[Work to do] State how many lines include "JSON", giving the number by itself.

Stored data
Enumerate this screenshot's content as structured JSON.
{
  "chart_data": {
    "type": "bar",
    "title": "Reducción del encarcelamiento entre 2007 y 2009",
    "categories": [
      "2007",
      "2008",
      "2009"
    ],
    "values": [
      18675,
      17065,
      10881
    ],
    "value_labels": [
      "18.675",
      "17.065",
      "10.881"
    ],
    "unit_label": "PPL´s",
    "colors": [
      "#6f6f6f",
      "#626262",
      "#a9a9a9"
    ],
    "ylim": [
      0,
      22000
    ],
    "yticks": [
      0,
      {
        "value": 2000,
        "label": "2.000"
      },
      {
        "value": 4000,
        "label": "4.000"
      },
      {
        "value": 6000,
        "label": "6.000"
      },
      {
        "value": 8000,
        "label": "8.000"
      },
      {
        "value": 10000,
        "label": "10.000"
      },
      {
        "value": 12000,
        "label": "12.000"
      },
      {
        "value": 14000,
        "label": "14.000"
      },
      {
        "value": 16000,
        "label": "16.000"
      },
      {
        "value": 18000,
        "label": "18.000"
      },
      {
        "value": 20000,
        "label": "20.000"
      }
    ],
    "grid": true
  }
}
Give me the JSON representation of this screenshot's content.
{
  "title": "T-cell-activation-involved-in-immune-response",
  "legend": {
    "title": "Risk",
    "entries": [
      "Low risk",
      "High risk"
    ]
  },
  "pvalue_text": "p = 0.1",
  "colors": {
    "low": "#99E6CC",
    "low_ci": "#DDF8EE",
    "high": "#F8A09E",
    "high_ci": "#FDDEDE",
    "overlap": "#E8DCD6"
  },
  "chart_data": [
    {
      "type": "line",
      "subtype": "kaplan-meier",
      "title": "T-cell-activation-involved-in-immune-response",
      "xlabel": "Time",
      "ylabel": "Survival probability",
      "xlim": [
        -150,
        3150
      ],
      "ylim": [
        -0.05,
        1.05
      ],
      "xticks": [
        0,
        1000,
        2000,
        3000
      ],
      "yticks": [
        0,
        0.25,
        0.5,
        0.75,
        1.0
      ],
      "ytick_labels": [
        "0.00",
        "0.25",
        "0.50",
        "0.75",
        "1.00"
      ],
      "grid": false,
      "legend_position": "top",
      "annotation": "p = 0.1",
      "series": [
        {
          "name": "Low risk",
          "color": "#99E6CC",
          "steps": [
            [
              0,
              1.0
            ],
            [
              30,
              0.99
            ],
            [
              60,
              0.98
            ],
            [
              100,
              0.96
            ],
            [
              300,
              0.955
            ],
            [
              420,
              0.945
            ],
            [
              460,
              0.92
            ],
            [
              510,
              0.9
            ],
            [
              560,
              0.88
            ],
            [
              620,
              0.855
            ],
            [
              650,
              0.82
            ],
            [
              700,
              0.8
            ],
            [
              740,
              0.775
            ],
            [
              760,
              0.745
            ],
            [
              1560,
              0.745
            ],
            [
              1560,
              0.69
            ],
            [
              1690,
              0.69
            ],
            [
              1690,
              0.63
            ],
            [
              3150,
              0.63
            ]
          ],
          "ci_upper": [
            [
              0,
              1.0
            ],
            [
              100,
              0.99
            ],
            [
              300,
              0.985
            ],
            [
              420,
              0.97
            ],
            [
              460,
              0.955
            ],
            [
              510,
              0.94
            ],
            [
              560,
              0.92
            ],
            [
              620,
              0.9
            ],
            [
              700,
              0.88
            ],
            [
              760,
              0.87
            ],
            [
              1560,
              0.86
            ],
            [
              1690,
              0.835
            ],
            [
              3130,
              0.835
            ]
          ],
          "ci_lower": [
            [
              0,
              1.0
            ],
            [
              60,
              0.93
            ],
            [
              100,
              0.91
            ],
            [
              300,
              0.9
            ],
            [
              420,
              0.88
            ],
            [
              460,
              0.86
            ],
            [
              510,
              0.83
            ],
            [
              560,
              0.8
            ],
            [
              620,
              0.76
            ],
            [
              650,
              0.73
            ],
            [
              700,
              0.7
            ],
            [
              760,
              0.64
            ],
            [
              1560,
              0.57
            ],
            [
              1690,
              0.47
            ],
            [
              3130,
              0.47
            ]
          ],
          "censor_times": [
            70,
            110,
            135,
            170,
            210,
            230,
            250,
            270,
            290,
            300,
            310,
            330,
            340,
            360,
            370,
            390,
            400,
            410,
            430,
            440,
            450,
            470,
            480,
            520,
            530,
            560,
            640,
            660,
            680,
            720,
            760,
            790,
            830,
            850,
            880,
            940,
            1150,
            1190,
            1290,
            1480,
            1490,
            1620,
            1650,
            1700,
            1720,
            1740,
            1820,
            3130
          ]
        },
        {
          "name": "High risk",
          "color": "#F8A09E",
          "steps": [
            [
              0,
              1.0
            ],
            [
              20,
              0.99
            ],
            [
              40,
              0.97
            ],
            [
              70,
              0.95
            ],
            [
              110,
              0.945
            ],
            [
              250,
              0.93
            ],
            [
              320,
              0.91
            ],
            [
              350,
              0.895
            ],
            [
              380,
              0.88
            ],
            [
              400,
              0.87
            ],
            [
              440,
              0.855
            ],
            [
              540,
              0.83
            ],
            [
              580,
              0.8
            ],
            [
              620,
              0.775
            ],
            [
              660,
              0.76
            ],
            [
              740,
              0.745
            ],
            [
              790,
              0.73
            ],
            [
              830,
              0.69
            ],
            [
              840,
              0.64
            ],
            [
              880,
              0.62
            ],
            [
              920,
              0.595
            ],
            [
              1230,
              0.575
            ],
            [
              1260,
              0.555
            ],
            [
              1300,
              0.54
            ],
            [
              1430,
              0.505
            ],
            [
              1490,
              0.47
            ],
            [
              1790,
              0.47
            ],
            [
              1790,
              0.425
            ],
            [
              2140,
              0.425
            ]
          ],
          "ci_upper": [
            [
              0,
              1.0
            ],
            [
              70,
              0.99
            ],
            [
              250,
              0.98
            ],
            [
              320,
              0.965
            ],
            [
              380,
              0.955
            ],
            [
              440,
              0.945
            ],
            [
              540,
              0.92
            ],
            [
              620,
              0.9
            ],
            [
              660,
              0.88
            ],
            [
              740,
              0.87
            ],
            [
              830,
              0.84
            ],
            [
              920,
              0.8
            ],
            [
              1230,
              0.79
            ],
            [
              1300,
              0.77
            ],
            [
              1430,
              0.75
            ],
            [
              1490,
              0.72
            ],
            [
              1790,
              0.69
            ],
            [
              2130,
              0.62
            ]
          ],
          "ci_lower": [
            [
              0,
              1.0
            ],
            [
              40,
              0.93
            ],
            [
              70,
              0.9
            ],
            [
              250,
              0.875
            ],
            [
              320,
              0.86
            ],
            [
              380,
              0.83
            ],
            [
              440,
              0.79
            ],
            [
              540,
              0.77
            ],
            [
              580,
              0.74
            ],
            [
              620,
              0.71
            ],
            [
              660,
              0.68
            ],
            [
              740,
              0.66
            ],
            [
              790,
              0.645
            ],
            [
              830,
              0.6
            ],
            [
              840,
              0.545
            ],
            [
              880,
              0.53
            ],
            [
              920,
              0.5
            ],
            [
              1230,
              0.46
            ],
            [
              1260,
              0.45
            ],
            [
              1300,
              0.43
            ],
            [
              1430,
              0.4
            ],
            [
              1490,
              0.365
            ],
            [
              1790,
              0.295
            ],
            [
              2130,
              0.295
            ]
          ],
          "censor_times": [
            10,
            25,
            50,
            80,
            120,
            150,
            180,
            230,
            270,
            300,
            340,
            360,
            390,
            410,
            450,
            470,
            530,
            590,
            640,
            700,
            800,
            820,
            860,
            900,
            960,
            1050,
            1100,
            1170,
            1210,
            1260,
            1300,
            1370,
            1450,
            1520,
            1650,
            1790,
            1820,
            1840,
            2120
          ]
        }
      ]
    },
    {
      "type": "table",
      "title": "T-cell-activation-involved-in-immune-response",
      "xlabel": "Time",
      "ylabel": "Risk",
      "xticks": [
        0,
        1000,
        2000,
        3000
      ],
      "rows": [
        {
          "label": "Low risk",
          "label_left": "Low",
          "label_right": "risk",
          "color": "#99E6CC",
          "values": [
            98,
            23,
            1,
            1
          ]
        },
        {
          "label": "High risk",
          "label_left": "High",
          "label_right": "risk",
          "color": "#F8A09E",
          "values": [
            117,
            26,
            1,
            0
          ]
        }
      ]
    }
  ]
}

[Output of the exercise] 2